──────── TASK INPUTS ────────

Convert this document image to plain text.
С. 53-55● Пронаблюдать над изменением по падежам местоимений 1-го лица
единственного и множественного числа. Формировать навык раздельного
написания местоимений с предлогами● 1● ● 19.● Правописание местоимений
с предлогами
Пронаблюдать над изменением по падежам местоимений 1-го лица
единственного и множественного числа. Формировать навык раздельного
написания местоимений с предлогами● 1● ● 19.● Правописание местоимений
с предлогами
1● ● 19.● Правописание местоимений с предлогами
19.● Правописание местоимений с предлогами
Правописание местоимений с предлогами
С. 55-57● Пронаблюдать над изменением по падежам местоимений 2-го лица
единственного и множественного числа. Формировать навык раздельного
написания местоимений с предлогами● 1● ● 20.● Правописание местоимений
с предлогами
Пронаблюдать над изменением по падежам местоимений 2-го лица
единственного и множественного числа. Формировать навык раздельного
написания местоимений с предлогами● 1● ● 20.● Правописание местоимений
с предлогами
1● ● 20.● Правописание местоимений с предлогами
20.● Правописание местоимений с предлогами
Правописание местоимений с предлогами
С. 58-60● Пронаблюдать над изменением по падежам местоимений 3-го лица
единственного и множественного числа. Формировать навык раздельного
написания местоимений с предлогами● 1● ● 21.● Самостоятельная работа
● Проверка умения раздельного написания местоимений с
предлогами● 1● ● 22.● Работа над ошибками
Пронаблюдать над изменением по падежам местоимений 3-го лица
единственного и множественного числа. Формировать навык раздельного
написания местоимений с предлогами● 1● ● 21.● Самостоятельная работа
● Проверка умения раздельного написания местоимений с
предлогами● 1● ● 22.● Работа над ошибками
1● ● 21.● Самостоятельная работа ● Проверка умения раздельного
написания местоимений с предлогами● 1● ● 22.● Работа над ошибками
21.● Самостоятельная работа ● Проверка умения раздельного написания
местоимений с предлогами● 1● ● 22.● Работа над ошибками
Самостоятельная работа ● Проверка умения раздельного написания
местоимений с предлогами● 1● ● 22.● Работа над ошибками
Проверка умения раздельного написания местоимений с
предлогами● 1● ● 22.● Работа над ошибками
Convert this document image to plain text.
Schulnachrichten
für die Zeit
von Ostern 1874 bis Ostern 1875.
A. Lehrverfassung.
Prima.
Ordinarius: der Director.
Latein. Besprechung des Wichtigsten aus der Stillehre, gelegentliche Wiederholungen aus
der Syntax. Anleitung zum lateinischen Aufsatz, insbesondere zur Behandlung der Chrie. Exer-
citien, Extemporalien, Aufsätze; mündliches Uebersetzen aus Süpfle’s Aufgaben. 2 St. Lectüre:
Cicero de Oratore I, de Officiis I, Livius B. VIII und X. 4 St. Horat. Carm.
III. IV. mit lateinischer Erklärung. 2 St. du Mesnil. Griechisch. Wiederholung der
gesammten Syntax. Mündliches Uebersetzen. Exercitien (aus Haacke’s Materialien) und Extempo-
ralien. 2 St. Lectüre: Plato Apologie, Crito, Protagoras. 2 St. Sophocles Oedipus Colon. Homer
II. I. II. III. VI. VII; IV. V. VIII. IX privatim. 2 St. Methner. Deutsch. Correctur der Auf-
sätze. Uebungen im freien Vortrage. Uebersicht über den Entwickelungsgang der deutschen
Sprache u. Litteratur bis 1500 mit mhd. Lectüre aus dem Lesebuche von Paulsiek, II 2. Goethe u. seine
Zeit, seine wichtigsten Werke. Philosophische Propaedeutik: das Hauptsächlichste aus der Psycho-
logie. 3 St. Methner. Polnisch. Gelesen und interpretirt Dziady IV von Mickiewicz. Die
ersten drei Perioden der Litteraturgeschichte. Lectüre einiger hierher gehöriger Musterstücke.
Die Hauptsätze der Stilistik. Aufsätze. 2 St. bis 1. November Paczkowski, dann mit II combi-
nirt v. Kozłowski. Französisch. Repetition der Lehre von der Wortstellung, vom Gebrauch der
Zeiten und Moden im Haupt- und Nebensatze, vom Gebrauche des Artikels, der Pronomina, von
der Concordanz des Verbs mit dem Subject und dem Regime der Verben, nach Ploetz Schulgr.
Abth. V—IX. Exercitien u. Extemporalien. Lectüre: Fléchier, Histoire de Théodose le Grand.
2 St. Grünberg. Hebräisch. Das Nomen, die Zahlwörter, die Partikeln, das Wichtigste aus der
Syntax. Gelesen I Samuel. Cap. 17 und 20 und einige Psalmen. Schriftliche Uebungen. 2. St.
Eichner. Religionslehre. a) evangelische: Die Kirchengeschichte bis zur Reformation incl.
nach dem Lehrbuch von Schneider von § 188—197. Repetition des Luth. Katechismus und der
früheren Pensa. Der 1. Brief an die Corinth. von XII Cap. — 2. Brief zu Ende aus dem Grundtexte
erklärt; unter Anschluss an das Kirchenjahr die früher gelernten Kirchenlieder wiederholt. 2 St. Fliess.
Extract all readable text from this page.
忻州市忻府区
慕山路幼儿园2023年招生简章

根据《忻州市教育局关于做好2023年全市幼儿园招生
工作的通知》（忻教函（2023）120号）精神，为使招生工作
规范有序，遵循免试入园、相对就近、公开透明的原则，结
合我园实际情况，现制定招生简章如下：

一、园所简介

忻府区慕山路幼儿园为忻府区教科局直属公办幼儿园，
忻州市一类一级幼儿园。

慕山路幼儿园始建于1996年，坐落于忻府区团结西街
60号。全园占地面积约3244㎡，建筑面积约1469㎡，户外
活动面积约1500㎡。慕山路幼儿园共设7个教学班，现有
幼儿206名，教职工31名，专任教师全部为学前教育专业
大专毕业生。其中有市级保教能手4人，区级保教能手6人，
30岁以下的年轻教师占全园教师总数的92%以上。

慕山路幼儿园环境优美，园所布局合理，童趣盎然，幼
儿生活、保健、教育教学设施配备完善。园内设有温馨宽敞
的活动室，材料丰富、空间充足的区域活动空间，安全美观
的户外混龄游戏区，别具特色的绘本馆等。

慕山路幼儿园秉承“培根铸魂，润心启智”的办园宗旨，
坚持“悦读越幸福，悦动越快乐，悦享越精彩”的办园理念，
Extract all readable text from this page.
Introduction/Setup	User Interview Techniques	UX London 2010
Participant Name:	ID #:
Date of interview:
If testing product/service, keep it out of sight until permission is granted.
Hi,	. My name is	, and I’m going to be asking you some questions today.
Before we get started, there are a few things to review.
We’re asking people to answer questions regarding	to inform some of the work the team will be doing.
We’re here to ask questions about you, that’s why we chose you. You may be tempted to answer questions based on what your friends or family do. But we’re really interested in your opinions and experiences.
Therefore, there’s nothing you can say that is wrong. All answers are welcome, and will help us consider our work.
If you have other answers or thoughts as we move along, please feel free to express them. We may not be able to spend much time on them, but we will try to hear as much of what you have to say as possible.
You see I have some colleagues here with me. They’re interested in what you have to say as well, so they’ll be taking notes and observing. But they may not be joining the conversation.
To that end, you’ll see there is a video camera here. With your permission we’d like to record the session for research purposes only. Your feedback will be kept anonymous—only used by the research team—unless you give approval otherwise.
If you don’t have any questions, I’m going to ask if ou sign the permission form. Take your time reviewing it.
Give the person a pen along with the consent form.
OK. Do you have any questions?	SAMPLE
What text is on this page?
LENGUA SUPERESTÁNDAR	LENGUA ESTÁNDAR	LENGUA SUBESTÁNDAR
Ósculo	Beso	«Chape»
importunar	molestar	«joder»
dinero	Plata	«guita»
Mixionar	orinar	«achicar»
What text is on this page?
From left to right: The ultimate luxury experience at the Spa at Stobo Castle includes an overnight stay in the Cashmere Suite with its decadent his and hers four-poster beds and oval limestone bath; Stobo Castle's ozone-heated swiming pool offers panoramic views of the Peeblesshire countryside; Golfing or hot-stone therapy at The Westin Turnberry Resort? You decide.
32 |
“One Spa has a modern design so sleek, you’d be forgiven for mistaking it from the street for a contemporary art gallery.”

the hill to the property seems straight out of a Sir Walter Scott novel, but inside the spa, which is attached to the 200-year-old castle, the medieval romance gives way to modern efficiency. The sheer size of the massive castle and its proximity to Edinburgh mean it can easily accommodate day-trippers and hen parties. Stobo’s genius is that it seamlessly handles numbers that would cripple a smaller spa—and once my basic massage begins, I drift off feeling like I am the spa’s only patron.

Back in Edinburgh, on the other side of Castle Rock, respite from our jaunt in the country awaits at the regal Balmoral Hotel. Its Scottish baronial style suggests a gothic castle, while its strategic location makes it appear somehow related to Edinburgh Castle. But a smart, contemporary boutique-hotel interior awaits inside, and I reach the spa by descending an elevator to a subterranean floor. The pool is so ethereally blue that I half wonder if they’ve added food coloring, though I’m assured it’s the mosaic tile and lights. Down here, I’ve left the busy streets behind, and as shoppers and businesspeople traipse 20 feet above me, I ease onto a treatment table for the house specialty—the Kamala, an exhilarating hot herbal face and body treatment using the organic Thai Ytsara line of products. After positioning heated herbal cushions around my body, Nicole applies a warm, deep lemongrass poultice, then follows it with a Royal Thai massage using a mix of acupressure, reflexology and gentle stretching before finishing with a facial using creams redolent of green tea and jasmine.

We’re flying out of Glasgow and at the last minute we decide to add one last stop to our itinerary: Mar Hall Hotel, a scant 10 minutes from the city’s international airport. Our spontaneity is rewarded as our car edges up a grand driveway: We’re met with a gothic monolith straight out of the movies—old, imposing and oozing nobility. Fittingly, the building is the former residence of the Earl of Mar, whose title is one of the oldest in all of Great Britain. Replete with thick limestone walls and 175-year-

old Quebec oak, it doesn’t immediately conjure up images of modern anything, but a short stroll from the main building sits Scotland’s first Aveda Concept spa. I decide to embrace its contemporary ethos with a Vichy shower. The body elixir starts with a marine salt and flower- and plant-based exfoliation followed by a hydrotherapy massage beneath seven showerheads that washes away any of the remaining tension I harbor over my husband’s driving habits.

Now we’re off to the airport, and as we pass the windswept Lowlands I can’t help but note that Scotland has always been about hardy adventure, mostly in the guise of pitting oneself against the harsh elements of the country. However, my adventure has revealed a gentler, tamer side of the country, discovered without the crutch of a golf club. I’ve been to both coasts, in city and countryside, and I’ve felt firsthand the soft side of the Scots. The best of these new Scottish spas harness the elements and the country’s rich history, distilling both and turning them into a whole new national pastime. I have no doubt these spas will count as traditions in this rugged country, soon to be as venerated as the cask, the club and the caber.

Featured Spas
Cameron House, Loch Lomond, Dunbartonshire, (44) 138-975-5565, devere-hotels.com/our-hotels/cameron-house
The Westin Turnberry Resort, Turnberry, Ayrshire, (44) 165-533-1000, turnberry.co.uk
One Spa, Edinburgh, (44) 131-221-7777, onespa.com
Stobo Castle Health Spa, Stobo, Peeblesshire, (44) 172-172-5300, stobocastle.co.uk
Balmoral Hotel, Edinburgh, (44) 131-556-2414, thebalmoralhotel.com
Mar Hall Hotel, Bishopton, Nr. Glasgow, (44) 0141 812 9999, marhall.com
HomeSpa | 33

────────

Your task is to pick out every line with the string "Uebungen" and copy it.

■ EXERCISE RESULT ■
sätze. Uebungen im freien Vortrage. Uebersicht über den Entwickelungsgang der deutschen
Syntax. Gelesen I Samuel. Cap. 17 und 20 und einige Psalmen. Schriftliche Uebungen. 2. St.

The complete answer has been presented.